> [Task description]: Work out how many lines of the listing hold "this", then state only that count.

——————————

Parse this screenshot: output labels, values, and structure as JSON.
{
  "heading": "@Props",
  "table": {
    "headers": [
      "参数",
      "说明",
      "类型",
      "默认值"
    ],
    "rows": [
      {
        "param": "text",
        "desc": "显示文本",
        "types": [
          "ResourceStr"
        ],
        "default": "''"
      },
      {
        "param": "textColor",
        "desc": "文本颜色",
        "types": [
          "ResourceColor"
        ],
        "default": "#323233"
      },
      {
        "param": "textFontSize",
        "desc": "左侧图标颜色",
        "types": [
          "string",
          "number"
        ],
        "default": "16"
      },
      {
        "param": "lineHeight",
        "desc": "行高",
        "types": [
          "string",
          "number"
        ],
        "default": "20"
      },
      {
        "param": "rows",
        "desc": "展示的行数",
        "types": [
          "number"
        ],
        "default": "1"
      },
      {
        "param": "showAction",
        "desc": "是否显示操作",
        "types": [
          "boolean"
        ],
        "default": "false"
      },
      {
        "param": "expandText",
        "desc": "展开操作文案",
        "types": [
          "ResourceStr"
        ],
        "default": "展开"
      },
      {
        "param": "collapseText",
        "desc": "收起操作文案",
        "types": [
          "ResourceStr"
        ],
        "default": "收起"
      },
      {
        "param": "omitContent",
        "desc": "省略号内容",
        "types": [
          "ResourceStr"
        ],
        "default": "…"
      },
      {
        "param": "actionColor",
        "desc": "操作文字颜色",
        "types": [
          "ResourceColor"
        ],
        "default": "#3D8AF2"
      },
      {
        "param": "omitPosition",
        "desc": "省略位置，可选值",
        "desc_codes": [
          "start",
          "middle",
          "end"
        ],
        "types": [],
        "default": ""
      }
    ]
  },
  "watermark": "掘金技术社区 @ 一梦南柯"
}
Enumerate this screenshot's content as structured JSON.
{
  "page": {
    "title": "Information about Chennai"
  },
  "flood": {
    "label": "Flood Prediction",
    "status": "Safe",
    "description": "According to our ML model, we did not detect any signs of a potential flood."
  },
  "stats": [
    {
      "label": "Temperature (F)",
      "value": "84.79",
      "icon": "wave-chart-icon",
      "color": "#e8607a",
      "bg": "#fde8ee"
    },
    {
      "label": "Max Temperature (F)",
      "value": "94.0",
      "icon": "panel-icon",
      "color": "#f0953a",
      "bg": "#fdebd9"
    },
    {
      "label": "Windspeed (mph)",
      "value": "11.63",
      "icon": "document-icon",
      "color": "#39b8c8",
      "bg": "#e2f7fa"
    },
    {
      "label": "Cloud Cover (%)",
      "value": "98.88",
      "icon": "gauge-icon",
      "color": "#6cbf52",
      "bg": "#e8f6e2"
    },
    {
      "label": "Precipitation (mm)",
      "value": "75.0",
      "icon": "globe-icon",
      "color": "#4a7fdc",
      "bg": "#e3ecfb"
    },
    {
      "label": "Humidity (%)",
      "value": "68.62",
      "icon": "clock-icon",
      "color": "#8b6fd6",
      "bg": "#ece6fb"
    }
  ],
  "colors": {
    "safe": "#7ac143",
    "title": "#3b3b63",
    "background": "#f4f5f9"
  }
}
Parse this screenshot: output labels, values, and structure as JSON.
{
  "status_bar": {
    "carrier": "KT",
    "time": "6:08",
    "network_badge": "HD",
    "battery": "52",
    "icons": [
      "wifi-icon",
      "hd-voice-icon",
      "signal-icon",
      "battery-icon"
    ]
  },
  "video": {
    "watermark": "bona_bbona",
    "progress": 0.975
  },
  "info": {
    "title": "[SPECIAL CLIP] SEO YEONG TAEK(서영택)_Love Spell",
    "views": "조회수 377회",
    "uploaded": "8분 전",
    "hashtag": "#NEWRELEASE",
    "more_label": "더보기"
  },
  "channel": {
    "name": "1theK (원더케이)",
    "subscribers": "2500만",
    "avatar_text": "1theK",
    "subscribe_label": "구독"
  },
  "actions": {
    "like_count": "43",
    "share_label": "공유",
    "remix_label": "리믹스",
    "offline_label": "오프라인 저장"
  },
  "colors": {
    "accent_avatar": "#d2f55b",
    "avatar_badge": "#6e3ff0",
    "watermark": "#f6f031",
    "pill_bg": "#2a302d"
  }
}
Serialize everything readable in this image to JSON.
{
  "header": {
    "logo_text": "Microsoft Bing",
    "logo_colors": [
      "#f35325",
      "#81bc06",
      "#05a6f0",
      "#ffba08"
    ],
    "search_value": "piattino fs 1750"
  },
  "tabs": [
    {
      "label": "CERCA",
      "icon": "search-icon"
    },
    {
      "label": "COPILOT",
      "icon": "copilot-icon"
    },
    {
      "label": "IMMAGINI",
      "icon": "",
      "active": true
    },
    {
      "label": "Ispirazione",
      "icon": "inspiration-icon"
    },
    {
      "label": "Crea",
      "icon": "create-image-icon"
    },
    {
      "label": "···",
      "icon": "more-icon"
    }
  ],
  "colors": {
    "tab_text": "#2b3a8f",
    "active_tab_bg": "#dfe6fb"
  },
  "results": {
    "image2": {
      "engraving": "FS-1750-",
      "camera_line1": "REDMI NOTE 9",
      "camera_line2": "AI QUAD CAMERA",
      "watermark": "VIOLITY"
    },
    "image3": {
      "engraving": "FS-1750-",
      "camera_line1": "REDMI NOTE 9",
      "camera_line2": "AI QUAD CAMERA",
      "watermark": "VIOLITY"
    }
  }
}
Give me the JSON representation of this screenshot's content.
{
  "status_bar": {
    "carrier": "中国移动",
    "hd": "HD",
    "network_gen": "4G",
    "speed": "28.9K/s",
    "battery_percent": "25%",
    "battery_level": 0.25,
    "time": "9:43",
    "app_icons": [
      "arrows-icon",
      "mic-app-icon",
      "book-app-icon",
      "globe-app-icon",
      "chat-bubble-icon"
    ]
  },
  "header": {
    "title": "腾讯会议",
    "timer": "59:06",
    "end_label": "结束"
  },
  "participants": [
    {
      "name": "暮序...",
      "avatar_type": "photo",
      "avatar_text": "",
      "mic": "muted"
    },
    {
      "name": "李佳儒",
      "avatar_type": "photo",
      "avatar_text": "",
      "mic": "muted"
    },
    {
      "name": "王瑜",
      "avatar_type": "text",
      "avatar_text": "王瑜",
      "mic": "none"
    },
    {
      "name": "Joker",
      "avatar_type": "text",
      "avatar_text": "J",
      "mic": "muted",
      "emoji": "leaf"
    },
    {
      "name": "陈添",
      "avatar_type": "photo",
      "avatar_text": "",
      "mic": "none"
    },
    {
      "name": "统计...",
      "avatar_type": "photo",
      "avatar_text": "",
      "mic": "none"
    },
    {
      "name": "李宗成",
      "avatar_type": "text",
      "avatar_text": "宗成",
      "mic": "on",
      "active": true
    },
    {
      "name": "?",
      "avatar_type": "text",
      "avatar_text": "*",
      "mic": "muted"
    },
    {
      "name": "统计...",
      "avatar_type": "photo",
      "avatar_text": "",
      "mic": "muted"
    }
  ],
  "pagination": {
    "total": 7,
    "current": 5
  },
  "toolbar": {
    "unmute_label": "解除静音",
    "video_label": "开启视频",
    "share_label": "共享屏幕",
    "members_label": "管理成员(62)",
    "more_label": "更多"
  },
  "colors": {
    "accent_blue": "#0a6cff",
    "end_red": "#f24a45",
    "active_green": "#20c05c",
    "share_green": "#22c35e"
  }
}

——————————

> [Problem solution]: 5